▶ **Problem to solve**:
Find each line containing the string "weeks" and return it.

════════

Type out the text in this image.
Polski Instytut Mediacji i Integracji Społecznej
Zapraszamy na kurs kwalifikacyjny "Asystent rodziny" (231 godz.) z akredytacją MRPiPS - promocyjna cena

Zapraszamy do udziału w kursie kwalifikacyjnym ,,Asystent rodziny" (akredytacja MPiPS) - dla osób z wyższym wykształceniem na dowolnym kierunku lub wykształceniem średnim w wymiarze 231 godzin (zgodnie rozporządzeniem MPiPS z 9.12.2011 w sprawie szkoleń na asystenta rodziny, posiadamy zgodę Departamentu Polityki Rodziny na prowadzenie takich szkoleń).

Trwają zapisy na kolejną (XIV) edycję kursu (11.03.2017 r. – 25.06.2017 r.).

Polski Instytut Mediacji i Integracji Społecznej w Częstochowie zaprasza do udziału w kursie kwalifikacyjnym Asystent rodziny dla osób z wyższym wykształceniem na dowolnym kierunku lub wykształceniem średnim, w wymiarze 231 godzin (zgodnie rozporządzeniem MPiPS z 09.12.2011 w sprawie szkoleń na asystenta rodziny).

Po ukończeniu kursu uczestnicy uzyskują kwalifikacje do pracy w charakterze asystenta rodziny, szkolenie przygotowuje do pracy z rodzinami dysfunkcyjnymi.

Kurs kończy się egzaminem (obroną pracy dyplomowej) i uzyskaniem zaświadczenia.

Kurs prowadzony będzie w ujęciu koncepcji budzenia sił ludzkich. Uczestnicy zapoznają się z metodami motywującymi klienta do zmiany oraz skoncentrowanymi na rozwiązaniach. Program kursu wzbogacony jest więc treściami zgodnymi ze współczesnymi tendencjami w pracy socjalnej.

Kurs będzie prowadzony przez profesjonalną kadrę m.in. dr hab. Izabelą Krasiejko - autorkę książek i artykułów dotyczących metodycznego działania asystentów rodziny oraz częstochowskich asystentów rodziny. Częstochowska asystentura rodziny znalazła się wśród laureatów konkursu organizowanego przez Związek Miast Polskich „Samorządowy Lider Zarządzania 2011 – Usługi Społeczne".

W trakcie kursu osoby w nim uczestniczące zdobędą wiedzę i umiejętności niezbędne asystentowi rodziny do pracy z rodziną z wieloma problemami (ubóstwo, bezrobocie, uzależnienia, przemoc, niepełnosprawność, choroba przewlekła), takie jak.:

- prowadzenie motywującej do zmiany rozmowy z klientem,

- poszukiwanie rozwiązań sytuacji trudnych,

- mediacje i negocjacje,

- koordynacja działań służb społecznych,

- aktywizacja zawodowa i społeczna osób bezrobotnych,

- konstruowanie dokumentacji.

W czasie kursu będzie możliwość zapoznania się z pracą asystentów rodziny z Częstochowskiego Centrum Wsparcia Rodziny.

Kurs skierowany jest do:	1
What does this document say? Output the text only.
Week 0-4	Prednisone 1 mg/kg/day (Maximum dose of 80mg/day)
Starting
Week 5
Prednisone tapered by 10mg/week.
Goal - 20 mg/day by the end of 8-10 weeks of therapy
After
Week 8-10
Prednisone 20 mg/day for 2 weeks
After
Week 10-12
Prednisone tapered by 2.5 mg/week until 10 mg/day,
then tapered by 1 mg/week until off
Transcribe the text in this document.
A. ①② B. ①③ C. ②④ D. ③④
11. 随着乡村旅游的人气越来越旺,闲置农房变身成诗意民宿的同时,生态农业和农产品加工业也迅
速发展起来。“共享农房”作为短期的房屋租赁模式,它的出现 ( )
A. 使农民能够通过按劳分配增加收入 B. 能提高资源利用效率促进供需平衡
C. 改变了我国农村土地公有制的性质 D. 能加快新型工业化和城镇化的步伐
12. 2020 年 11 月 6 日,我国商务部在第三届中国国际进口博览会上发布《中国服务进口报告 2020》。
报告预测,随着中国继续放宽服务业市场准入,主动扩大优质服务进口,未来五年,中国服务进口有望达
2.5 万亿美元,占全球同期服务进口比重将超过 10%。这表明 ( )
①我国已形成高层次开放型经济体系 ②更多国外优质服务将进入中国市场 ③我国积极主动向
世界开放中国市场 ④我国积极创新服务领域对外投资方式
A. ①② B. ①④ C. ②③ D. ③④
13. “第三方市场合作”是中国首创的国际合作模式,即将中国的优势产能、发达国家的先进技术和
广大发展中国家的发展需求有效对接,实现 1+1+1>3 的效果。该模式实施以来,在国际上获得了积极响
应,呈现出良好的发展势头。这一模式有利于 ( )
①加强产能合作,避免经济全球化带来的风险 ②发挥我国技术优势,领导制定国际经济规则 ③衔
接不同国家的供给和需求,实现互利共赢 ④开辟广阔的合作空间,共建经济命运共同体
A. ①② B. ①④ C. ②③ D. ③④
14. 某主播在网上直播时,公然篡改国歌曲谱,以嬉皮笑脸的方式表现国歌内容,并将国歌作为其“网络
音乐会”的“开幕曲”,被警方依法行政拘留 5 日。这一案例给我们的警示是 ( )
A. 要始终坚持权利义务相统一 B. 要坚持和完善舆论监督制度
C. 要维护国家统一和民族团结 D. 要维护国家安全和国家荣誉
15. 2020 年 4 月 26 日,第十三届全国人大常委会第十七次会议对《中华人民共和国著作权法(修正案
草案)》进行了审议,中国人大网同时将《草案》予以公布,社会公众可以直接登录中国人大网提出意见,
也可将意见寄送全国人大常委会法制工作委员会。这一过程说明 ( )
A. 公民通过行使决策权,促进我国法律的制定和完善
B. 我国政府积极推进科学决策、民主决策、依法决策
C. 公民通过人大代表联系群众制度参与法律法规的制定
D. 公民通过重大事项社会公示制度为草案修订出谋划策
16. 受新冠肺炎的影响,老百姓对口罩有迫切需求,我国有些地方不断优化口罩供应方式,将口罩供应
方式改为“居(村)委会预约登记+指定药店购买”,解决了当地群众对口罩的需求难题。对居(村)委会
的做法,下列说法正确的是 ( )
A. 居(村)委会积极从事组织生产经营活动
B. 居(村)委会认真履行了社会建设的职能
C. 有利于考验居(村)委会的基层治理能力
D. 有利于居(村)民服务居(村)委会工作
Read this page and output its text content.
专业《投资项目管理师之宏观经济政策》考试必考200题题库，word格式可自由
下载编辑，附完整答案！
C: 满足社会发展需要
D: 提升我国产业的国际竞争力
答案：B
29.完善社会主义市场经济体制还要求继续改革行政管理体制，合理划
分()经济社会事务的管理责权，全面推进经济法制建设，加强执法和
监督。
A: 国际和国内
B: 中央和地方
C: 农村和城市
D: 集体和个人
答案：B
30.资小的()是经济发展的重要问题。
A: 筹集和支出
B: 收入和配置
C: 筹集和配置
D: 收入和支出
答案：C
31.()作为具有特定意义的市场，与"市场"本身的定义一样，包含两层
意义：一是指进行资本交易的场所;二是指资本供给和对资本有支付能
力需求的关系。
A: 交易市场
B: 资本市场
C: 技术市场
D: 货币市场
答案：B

════════

▶ **Solved problem**:
Goal - 20 mg/day by the end of 8-10 weeks of therapy
Prednisone 20 mg/day for 2 weeks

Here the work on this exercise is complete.